### Exercise
Report the count of lines where the string "ylabel" appears, and nothing else.

** begin Input **

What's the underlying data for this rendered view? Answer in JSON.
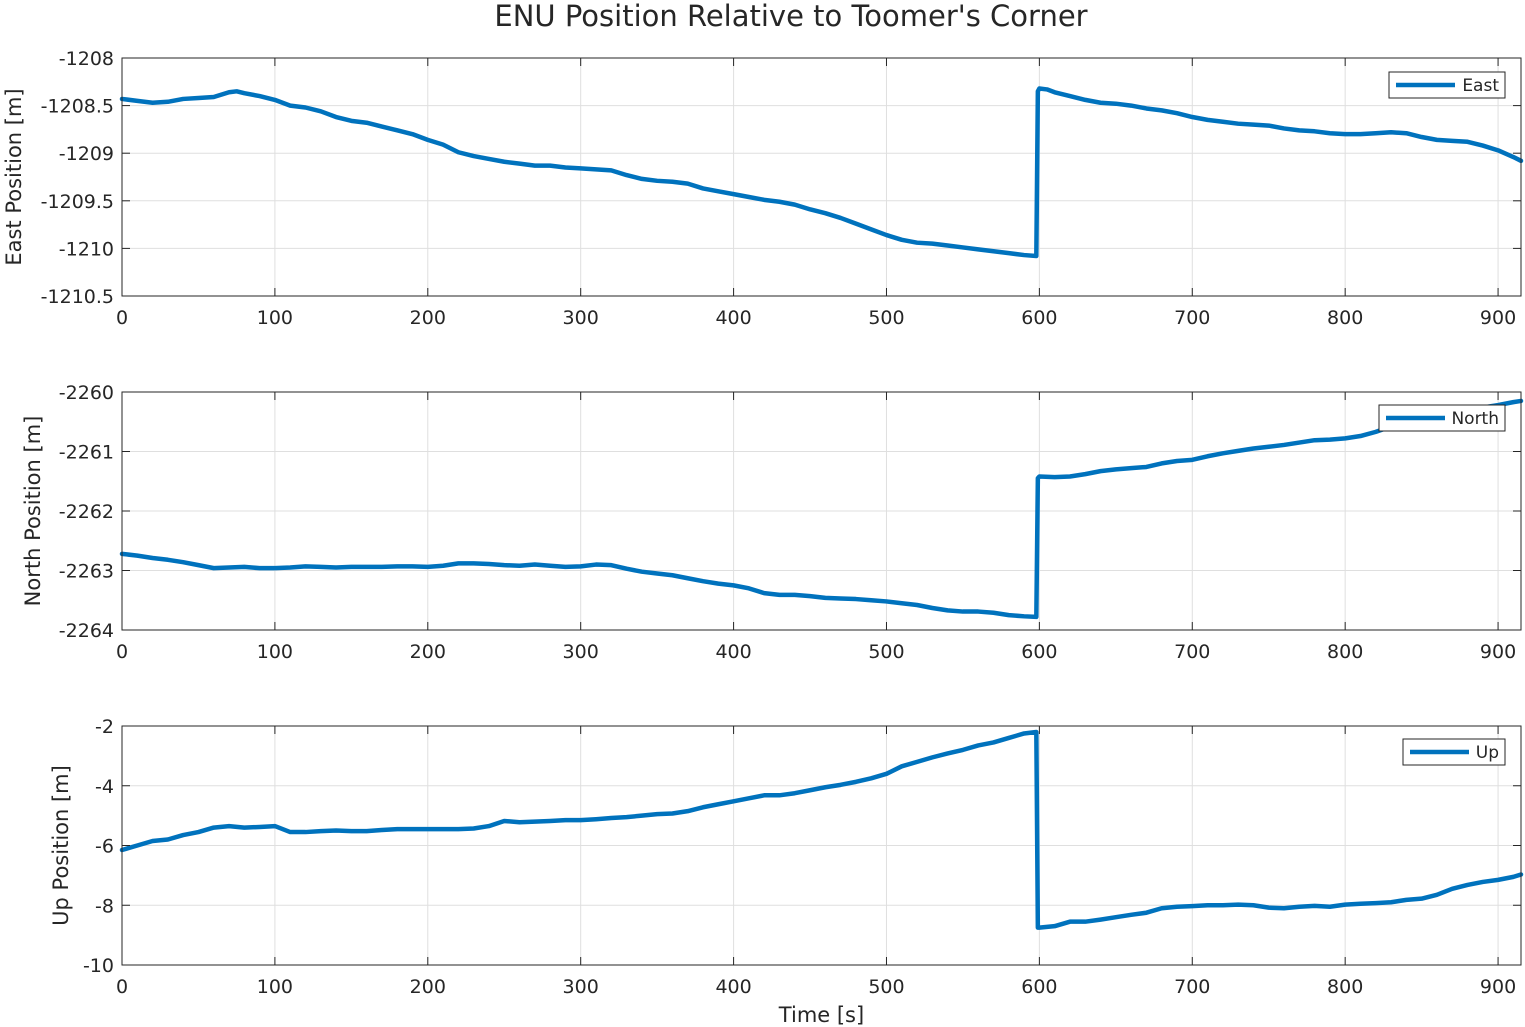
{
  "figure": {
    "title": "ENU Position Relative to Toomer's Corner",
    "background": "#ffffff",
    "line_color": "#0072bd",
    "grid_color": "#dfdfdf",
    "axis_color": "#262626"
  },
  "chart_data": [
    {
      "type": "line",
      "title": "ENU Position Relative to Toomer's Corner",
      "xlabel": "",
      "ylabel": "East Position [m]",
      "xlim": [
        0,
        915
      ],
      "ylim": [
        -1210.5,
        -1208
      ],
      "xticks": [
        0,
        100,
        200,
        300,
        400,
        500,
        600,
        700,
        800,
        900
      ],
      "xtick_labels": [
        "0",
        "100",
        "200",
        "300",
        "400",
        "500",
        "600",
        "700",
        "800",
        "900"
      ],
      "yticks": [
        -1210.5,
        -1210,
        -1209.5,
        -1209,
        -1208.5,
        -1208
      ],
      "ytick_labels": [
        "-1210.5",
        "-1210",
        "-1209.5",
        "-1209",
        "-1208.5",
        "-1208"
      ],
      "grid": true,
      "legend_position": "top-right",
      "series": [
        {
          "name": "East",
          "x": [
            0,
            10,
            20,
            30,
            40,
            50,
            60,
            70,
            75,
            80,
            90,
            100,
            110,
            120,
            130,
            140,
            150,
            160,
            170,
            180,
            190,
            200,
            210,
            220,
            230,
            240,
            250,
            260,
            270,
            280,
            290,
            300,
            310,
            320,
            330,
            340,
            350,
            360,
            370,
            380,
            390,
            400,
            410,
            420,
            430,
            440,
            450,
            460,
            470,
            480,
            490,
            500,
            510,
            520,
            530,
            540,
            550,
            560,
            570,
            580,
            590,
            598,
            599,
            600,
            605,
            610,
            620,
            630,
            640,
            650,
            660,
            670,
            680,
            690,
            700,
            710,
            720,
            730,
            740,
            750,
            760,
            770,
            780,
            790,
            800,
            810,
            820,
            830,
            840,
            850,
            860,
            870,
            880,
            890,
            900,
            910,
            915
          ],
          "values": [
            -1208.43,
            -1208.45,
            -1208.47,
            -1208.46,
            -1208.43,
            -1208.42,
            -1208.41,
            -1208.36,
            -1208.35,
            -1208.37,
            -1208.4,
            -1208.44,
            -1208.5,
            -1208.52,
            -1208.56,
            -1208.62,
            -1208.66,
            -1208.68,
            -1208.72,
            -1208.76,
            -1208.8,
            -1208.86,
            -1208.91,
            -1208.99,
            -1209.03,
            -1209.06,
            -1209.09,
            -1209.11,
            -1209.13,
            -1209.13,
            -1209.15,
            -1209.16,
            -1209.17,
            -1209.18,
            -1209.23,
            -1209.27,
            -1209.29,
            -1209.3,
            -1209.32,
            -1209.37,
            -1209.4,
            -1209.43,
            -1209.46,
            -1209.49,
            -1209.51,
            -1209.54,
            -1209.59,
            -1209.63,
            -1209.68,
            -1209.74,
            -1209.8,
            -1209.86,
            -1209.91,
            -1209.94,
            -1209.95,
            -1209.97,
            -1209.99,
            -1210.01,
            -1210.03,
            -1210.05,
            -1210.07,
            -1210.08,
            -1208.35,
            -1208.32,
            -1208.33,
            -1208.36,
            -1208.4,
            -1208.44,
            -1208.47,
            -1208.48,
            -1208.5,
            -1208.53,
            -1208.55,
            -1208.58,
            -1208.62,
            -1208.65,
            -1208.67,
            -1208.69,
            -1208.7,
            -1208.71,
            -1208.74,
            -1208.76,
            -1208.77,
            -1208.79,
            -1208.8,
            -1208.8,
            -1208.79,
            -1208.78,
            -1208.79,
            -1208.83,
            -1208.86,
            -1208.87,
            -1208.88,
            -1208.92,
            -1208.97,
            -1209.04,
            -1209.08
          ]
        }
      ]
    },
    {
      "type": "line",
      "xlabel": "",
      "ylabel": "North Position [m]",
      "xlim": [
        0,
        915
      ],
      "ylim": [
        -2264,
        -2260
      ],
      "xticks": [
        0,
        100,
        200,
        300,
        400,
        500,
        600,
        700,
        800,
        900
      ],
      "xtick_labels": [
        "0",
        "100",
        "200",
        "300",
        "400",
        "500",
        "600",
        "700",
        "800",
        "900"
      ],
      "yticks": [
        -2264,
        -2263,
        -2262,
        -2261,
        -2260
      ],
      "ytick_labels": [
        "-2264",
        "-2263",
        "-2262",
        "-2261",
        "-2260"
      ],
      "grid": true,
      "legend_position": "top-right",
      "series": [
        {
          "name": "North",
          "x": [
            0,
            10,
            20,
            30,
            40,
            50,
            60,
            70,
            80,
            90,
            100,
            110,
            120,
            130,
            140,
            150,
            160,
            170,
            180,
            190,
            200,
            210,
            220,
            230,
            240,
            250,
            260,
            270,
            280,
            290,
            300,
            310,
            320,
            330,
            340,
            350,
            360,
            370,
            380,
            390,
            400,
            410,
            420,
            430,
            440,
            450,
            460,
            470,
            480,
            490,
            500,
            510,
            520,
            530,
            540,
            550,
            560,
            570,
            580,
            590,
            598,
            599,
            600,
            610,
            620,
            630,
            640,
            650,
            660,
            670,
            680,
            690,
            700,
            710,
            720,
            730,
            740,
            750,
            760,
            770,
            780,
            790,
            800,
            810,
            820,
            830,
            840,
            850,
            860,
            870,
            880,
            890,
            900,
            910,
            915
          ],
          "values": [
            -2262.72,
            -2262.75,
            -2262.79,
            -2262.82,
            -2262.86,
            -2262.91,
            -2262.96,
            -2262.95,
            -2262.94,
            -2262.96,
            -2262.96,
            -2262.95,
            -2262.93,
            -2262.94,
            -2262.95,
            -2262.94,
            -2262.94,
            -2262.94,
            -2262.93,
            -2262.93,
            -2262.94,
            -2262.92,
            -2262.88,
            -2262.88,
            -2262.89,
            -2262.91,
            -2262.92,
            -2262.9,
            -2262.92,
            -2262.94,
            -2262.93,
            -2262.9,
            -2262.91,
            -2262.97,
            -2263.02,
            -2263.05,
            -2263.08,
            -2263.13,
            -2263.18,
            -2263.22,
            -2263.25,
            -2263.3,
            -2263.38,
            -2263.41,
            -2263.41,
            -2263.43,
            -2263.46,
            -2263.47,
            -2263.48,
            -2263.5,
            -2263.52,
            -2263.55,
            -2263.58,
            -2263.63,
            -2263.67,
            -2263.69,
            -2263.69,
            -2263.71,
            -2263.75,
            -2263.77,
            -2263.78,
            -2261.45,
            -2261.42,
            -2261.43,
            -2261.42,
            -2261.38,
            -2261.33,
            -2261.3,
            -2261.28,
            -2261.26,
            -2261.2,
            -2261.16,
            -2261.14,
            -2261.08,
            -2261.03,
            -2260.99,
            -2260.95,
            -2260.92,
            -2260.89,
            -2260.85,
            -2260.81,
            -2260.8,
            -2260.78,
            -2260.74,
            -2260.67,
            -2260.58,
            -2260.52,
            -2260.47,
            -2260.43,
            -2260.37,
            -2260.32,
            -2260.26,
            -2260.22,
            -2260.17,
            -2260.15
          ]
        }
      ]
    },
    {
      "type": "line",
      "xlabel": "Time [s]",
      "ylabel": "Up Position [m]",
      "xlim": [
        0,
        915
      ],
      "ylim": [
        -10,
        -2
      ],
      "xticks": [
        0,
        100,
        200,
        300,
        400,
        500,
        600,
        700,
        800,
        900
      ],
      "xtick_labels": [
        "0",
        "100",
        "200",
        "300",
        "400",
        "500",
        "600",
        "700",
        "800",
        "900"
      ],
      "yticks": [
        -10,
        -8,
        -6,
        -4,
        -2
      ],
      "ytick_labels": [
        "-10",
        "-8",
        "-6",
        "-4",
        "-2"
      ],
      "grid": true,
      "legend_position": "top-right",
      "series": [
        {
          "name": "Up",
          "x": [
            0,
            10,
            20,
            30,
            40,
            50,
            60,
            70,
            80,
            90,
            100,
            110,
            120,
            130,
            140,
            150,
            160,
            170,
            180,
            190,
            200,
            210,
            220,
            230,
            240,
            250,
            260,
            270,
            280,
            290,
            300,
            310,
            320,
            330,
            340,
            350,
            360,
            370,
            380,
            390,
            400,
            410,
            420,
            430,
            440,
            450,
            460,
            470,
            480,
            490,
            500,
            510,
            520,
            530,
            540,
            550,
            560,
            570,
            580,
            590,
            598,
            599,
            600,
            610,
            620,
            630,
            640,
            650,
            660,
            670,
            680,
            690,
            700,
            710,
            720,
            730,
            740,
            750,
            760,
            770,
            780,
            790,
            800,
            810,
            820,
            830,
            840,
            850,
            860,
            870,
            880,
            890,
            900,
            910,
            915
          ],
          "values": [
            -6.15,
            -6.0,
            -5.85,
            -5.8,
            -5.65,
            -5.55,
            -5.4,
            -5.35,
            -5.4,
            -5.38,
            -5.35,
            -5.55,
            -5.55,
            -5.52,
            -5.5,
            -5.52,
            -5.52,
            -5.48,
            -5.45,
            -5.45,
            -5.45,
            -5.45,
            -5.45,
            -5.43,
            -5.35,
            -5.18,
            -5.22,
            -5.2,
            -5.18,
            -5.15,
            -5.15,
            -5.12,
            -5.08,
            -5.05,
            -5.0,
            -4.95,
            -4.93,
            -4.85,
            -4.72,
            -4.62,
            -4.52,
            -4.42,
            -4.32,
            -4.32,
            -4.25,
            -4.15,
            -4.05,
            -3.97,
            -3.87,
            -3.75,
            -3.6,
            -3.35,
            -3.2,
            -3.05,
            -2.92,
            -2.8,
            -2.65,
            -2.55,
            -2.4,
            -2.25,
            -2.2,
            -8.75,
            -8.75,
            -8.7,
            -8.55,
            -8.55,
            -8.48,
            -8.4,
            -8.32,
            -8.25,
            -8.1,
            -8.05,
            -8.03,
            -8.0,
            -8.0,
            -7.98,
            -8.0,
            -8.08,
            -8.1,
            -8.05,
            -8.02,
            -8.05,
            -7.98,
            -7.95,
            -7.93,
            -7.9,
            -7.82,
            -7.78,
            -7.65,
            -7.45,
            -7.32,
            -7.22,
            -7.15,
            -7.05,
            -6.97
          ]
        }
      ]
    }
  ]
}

** end Input **

### Full output
3